Written exercise —
Determine how many lines contain the string "placeholder". Reply with that figure and nothing else.

Source data:

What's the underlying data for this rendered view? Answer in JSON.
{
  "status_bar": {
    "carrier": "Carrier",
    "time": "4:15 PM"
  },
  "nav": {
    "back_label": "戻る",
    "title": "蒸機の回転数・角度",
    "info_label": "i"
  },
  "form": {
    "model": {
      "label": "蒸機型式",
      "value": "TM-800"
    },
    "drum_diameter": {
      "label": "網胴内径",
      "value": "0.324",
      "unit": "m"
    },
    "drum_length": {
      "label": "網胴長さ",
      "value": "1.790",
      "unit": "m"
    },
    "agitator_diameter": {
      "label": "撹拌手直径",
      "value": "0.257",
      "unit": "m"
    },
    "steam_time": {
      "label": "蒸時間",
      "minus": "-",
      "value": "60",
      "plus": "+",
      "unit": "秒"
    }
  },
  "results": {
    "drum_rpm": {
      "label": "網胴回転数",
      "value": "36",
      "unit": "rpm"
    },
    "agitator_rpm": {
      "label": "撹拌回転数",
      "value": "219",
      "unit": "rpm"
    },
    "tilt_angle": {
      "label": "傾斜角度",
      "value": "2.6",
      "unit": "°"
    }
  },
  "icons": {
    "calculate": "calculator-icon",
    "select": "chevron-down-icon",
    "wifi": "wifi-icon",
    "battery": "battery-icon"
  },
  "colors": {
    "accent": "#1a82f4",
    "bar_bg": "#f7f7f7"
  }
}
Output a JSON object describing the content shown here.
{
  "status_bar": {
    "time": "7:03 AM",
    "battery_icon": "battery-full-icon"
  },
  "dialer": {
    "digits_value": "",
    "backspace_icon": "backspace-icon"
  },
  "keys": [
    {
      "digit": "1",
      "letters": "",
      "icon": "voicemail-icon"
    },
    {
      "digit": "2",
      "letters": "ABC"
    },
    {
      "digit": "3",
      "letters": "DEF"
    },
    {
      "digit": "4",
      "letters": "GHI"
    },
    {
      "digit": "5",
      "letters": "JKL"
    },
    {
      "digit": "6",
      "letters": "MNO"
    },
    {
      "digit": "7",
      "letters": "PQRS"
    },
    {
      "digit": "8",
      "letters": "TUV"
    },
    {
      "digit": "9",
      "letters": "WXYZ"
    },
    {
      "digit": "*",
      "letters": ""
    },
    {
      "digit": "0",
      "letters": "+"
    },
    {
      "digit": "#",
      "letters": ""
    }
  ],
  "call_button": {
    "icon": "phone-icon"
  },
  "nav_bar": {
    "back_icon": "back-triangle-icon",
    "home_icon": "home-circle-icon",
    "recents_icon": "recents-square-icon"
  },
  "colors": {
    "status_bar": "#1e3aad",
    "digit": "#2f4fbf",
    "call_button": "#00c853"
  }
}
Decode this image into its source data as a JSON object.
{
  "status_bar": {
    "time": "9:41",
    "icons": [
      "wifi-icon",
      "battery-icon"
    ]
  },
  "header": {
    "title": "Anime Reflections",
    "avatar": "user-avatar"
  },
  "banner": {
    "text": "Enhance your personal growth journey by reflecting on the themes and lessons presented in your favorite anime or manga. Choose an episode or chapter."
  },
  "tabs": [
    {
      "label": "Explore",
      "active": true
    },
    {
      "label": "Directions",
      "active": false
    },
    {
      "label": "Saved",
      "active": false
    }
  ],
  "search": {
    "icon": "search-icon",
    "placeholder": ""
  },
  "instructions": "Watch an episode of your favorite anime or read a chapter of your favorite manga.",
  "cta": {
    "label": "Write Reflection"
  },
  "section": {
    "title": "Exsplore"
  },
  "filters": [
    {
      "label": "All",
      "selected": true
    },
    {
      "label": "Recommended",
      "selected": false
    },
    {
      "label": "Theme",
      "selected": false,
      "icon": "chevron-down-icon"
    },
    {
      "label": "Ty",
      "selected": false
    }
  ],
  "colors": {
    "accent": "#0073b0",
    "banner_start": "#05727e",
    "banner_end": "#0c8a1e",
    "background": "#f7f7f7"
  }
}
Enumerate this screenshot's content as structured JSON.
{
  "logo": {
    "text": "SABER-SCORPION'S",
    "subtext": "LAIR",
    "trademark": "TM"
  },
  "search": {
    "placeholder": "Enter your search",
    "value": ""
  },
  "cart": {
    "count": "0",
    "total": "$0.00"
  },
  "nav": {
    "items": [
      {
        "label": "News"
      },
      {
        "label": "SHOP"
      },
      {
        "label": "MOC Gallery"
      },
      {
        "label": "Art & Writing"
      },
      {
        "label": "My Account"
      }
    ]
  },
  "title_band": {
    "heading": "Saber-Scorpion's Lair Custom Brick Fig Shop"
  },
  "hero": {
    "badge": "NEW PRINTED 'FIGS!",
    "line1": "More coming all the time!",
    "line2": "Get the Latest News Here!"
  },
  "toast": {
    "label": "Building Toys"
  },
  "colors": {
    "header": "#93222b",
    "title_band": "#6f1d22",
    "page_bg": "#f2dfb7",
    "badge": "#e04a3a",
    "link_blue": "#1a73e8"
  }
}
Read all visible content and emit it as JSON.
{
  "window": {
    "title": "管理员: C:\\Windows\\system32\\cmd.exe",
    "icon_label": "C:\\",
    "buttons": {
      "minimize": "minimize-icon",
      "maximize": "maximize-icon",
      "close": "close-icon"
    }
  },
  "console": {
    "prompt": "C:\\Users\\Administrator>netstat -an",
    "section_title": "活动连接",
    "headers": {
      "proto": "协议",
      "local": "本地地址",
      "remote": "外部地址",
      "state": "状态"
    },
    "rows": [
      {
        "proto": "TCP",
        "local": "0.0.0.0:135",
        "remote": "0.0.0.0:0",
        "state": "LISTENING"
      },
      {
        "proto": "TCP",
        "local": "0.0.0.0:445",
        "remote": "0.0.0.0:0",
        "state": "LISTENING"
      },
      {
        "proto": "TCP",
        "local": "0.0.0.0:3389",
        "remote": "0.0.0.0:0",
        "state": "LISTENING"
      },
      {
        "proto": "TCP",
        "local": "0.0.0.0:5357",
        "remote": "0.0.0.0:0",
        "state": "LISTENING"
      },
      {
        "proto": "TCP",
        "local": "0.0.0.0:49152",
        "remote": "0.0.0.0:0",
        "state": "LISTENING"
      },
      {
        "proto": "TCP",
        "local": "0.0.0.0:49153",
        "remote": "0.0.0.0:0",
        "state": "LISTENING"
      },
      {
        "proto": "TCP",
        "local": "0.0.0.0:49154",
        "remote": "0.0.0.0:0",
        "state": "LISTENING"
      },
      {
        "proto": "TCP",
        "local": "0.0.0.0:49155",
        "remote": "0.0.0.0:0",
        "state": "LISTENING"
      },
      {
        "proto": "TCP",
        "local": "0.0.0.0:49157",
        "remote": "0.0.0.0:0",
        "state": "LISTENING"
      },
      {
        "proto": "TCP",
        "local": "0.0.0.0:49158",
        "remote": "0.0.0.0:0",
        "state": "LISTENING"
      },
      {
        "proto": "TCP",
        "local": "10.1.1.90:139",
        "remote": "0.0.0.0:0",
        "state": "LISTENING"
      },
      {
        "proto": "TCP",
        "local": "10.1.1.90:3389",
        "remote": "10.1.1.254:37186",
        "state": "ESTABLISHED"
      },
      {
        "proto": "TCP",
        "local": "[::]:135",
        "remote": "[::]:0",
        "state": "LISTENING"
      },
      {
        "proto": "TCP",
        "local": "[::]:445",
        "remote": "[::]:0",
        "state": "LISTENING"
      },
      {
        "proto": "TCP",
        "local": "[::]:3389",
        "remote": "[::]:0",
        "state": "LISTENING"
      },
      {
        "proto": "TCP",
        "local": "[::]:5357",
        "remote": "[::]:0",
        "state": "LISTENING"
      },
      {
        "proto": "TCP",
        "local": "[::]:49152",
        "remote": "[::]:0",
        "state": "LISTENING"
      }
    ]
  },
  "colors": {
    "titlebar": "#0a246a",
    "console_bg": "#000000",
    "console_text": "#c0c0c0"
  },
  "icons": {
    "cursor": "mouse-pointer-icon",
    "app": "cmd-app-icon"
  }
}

Task output —
2